**Records provided:**
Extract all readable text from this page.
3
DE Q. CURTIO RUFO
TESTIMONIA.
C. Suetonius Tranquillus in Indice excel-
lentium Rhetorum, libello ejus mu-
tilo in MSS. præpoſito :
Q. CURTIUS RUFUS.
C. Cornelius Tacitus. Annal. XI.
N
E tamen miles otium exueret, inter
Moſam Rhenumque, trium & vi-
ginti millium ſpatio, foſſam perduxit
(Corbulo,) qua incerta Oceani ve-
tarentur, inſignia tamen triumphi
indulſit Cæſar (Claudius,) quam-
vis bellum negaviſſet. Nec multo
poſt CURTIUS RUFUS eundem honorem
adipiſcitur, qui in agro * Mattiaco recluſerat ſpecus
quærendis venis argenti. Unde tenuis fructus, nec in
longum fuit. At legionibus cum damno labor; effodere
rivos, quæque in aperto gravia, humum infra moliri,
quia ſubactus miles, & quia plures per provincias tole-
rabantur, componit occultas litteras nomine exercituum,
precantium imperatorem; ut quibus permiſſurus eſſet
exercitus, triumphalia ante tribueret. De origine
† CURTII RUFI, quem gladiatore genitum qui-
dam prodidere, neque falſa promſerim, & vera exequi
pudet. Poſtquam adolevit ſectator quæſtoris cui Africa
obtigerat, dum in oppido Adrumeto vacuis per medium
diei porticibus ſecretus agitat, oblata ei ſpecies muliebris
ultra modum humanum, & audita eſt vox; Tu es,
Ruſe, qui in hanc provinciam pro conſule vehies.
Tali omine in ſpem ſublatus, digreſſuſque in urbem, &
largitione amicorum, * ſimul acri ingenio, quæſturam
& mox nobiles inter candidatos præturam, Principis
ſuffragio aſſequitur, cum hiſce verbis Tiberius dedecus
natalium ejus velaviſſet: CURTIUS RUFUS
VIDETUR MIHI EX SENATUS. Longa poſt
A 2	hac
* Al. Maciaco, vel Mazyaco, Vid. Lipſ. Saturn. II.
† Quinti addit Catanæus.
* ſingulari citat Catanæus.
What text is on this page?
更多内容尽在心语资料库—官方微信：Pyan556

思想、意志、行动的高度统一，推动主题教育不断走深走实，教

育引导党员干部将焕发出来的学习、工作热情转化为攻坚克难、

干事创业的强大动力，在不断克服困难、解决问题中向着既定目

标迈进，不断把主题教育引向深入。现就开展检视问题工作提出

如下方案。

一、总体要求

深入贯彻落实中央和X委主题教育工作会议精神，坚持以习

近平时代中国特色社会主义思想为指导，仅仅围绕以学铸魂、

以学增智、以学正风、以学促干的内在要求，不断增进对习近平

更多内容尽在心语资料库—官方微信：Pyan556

**Exercise directions:**
Produce an exact copy of all the records.

**Answer to the problem:**
Extract all readable text from this page.
3
DE Q. CURTIO RUFO
TESTIMONIA.
C. Suetonius Tranquillus in Indice excel-
lentium Rhetorum, libello ejus mu-
tilo in MSS. præpoſito :
Q. CURTIUS RUFUS.
C. Cornelius Tacitus. Annal. XI.
N
E tamen miles otium exueret, inter
Moſam Rhenumque, trium & vi-
ginti millium ſpatio, foſſam perduxit
(Corbulo,) qua incerta Oceani ve-
tarentur, inſignia tamen triumphi
indulſit Cæſar (Claudius,) quam-
vis bellum negaviſſet. Nec multo
poſt CURTIUS RUFUS eundem honorem
adipiſcitur, qui in agro * Mattiaco recluſerat ſpecus
quærendis venis argenti. Unde tenuis fructus, nec in
longum fuit. At legionibus cum damno labor; effodere
rivos, quæque in aperto gravia, humum infra moliri,
quia ſubactus miles, & quia plures per provincias tole-
rabantur, componit occultas litteras nomine exercituum,
precantium imperatorem; ut quibus permiſſurus eſſet
exercitus, triumphalia ante tribueret. De origine
† CURTII RUFI, quem gladiatore genitum qui-
dam prodidere, neque falſa promſerim, & vera exequi
pudet. Poſtquam adolevit ſectator quæſtoris cui Africa
obtigerat, dum in oppido Adrumeto vacuis per medium
diei porticibus ſecretus agitat, oblata ei ſpecies muliebris
ultra modum humanum, & audita eſt vox; Tu es,
Ruſe, qui in hanc provinciam pro conſule vehies.
Tali omine in ſpem ſublatus, digreſſuſque in urbem, &
largitione amicorum, * ſimul acri ingenio, quæſturam
& mox nobiles inter candidatos præturam, Principis
ſuffragio aſſequitur, cum hiſce verbis Tiberius dedecus
natalium ejus velaviſſet: CURTIUS RUFUS
VIDETUR MIHI EX SENATUS. Longa poſt
A 2	hac
* Al. Maciaco, vel Mazyaco, Vid. Lipſ. Saturn. II.
† Quinti addit Catanæus.
* ſingulari citat Catanæus.
What text is on this page?
更多内容尽在心语资料库—官方微信：Pyan556

思想、意志、行动的高度统一，推动主题教育不断走深走实，教

育引导党员干部将焕发出来的学习、工作热情转化为攻坚克难、

干事创业的强大动力，在不断克服困难、解决问题中向着既定目

标迈进，不断把主题教育引向深入。现就开展检视问题工作提出

如下方案。

一、总体要求

深入贯彻落实中央和X委主题教育工作会议精神，坚持以习

近平时代中国特色社会主义思想为指导，仅仅围绕以学铸魂、

以学增智、以学正风、以学促干的内在要求，不断增进对习近平

更多内容尽在心语资料库—官方微信：Pyan556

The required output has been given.